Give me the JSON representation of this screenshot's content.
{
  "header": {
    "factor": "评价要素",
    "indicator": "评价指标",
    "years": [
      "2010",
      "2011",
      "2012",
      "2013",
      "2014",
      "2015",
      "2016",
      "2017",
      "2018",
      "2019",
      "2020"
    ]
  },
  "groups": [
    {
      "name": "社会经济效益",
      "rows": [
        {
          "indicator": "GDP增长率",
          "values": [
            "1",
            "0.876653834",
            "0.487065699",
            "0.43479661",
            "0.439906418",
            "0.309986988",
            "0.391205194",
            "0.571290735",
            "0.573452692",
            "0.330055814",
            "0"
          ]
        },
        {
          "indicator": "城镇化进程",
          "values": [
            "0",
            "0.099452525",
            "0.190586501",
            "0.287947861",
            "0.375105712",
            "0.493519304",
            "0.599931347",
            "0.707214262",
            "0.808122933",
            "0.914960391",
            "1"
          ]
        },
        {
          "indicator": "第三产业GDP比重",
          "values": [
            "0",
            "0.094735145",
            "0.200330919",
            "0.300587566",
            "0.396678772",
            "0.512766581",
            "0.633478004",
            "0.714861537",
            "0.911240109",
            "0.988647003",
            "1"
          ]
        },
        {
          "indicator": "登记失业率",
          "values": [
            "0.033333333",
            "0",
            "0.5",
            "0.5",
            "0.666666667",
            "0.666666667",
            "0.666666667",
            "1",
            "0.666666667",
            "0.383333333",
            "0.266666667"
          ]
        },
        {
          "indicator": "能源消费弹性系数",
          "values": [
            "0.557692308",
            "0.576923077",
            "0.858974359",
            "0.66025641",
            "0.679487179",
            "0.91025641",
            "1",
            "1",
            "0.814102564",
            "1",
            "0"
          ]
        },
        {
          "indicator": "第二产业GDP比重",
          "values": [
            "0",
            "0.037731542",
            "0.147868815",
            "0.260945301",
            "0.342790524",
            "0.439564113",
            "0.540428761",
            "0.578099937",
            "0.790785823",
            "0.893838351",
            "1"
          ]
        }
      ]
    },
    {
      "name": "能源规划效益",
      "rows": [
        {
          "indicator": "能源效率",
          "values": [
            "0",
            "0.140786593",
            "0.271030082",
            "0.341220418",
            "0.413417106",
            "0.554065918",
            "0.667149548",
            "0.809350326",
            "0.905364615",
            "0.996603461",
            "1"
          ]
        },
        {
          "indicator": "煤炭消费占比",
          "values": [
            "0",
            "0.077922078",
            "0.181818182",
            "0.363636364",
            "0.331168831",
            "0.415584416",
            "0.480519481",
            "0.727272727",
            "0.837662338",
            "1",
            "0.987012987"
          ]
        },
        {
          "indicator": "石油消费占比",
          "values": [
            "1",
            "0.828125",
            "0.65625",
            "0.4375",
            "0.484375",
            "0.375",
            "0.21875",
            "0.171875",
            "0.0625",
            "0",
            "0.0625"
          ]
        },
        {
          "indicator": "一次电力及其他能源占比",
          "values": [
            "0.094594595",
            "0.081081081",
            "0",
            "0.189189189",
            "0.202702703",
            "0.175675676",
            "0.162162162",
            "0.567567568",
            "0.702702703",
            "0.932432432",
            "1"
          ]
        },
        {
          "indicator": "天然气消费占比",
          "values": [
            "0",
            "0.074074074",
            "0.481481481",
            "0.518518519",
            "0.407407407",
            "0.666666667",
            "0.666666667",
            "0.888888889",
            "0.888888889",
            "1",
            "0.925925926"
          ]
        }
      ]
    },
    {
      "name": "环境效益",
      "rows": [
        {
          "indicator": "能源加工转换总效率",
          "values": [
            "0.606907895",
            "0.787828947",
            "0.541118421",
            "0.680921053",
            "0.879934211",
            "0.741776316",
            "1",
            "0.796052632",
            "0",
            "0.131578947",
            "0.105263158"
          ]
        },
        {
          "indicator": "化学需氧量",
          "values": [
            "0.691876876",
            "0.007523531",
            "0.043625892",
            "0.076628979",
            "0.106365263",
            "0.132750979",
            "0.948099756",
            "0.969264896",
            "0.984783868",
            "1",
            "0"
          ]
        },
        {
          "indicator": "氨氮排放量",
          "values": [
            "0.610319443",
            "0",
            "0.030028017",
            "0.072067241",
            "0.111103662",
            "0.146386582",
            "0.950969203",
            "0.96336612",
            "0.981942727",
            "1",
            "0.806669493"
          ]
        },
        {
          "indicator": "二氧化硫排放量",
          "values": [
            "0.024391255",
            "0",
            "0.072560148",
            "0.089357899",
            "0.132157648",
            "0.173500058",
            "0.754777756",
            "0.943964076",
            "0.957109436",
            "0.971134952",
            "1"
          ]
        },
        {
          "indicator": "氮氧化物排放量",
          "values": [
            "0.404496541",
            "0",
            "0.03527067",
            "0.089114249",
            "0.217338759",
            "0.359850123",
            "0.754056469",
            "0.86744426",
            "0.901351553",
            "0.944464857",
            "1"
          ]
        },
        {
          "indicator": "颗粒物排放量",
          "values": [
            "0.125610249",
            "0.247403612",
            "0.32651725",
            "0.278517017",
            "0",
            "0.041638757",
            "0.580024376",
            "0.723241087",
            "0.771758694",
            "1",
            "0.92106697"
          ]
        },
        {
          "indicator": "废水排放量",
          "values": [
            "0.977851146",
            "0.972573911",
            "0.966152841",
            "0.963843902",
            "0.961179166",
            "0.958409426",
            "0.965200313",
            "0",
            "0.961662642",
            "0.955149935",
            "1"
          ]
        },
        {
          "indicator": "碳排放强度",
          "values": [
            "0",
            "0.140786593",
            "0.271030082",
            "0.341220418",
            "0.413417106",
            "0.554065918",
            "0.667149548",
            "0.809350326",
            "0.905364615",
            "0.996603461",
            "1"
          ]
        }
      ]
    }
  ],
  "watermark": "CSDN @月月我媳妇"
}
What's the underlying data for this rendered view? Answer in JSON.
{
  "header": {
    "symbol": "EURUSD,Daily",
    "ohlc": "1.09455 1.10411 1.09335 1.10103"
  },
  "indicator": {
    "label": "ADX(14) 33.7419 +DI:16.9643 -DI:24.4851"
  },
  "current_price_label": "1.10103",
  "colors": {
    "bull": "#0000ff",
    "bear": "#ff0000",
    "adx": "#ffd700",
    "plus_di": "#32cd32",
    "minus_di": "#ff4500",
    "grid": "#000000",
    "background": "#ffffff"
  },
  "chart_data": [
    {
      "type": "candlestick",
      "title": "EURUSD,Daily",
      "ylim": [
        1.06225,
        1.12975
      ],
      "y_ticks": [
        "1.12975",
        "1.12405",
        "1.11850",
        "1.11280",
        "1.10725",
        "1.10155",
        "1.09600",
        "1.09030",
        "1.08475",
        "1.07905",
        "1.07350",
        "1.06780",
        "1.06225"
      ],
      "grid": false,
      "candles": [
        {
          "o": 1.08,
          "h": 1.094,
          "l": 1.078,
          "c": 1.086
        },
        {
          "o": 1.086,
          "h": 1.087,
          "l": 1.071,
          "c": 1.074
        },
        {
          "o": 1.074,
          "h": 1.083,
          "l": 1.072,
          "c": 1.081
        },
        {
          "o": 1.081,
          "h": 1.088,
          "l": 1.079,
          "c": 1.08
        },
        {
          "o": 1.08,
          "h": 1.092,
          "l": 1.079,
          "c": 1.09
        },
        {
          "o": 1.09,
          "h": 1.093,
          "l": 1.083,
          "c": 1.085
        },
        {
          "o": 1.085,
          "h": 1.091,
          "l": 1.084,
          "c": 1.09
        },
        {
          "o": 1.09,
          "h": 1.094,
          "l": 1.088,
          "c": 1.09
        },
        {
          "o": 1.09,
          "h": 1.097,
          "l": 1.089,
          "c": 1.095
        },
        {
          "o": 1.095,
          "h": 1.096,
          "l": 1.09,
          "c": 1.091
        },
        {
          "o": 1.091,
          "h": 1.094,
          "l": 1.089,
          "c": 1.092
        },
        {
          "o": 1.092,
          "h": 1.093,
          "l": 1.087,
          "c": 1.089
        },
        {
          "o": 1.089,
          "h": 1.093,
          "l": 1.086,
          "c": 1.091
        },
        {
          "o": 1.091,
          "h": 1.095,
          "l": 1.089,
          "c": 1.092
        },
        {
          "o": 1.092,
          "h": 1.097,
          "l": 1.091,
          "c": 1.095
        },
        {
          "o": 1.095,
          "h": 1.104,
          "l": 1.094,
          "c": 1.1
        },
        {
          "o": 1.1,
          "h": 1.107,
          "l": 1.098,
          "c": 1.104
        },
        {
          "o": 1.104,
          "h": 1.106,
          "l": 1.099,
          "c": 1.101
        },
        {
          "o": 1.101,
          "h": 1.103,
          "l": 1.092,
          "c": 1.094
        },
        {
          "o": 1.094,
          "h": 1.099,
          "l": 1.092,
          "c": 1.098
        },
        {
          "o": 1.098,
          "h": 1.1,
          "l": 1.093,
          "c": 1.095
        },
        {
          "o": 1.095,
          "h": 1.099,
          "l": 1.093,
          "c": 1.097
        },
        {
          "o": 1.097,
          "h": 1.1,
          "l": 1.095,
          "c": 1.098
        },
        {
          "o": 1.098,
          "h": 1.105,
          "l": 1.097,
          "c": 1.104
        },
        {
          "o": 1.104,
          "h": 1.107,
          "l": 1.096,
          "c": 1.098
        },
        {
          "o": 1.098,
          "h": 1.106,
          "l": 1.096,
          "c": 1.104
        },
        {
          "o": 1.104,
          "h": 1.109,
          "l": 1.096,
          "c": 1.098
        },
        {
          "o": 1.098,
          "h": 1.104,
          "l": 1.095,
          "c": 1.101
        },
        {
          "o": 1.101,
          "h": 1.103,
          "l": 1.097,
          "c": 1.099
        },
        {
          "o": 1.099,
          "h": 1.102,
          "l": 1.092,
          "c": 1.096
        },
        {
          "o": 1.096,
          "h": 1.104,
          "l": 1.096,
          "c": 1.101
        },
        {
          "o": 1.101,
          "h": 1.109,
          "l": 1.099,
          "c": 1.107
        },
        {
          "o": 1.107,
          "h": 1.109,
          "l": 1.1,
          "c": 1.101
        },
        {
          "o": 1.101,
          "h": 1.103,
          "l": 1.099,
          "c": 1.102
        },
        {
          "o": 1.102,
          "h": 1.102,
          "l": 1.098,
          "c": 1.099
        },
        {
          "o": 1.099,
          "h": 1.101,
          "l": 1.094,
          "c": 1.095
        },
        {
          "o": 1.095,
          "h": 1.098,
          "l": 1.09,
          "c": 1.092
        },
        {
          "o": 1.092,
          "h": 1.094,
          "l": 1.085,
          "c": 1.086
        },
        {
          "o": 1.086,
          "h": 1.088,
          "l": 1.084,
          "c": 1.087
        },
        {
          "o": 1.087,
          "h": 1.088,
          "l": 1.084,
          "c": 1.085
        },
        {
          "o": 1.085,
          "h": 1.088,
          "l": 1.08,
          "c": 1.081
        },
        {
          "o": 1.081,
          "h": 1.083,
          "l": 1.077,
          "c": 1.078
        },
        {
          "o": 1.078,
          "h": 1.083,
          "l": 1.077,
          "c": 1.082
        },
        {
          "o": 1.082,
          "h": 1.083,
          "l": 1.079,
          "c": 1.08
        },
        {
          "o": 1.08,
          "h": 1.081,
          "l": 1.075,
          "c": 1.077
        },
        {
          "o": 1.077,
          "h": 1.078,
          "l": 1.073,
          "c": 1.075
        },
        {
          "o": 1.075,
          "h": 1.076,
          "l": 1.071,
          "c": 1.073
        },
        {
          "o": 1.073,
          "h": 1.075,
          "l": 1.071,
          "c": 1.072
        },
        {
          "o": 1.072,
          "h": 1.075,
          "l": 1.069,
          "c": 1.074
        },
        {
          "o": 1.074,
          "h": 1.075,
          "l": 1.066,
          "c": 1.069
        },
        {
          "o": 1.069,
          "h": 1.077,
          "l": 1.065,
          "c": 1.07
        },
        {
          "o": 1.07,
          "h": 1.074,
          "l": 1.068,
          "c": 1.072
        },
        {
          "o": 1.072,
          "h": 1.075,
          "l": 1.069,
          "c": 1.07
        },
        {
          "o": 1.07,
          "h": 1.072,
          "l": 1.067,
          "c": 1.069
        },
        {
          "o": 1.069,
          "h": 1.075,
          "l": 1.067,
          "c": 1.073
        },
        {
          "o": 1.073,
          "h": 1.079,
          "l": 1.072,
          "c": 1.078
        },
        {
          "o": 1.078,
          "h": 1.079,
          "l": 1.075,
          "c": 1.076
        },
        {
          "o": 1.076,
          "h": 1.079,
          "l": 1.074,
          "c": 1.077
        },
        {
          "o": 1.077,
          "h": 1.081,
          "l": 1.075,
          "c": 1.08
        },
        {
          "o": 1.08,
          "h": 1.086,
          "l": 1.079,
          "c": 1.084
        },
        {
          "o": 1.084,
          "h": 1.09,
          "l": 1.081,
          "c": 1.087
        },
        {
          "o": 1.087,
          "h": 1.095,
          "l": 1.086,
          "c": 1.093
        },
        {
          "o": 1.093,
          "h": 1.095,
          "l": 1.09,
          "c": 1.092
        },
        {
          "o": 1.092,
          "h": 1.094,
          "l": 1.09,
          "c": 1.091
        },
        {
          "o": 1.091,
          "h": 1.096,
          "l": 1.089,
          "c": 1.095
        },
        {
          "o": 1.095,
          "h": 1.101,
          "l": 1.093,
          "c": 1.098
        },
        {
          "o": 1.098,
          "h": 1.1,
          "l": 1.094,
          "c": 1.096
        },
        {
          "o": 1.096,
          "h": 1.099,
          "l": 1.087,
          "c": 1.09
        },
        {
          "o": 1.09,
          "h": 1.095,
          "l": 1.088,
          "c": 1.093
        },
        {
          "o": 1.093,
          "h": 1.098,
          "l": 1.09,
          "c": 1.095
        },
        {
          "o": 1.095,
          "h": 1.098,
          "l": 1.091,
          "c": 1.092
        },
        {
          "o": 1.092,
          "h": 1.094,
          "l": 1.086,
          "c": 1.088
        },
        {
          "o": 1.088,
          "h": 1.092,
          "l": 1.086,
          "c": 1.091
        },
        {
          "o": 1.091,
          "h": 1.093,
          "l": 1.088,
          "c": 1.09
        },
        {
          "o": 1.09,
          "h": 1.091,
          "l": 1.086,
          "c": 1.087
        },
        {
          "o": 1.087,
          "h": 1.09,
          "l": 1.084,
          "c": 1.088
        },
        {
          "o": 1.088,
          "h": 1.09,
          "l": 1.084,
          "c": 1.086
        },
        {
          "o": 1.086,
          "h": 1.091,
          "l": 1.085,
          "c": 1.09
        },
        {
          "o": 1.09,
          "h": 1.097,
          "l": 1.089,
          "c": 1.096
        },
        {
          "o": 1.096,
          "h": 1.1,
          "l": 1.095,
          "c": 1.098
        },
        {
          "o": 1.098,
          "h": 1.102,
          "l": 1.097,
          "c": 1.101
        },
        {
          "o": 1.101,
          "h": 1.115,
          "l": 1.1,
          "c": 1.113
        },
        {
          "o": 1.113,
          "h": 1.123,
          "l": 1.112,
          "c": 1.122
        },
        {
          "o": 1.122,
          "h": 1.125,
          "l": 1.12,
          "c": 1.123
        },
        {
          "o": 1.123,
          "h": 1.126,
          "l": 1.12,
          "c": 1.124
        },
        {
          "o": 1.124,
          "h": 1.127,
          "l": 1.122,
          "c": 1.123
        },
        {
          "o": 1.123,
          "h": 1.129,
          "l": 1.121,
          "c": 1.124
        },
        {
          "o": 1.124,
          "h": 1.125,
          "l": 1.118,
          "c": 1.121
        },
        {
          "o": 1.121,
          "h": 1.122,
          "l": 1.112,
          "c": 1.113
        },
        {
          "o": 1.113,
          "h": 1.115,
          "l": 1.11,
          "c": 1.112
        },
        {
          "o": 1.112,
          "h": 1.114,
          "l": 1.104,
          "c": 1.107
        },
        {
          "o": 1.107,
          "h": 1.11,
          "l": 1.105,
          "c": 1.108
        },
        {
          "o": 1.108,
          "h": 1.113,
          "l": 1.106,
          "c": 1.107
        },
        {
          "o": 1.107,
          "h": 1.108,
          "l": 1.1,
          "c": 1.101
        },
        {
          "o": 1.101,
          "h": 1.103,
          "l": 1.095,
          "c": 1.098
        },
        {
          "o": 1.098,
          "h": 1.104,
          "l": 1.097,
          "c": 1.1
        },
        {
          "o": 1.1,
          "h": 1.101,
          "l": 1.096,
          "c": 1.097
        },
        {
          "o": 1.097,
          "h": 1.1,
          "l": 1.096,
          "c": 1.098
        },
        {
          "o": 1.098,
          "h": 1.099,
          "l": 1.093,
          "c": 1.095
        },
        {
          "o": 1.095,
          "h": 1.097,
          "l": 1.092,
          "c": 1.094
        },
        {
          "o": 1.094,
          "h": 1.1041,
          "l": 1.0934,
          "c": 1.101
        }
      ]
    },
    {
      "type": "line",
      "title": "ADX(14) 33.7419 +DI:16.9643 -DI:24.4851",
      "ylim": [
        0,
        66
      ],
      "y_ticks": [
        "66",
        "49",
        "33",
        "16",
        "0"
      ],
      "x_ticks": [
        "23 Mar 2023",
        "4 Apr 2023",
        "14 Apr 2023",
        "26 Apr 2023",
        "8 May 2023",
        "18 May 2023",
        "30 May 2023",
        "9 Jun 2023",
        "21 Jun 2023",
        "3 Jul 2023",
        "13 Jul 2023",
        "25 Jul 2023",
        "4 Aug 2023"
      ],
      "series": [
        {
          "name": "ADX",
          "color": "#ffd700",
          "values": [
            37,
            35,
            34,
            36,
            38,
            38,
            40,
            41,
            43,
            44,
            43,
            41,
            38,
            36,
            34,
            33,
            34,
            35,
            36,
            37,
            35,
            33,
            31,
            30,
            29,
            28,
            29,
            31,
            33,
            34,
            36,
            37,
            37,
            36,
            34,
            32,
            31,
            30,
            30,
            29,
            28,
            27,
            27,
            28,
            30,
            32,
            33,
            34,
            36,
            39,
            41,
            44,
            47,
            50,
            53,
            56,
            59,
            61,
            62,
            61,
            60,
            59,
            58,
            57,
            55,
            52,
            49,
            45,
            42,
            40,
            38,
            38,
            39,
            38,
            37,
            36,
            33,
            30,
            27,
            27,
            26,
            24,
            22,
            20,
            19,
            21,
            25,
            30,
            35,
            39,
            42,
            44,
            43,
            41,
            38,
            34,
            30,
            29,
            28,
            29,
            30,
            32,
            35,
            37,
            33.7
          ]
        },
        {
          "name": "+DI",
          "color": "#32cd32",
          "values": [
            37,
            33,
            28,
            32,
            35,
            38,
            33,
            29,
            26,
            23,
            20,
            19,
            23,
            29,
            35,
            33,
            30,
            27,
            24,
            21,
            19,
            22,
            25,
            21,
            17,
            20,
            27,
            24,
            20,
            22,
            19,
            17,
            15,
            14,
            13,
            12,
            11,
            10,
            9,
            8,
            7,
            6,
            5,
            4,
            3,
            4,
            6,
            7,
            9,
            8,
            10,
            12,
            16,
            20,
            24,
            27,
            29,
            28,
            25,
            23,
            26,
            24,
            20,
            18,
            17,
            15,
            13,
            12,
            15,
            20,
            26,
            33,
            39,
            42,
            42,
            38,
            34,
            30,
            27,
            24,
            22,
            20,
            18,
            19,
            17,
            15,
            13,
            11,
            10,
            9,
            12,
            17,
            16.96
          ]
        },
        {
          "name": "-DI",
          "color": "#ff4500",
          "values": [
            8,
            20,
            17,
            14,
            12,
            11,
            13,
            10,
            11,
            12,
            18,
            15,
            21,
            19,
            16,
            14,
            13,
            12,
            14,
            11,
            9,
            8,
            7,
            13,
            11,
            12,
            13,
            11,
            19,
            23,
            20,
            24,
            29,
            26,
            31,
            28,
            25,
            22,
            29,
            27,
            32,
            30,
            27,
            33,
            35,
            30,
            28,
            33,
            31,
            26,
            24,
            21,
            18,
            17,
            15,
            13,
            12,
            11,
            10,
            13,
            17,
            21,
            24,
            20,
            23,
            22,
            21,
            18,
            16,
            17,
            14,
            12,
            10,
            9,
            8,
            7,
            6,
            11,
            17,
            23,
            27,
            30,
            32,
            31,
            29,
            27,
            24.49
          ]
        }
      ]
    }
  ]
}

---

Lines holding the word "title" in the entries above are the ones to pull out. Copy them all.

_Task result:_
      "title": "EURUSD,Daily",
      "title": "ADX(14) 33.7419 +DI:16.9643 -DI:24.4851",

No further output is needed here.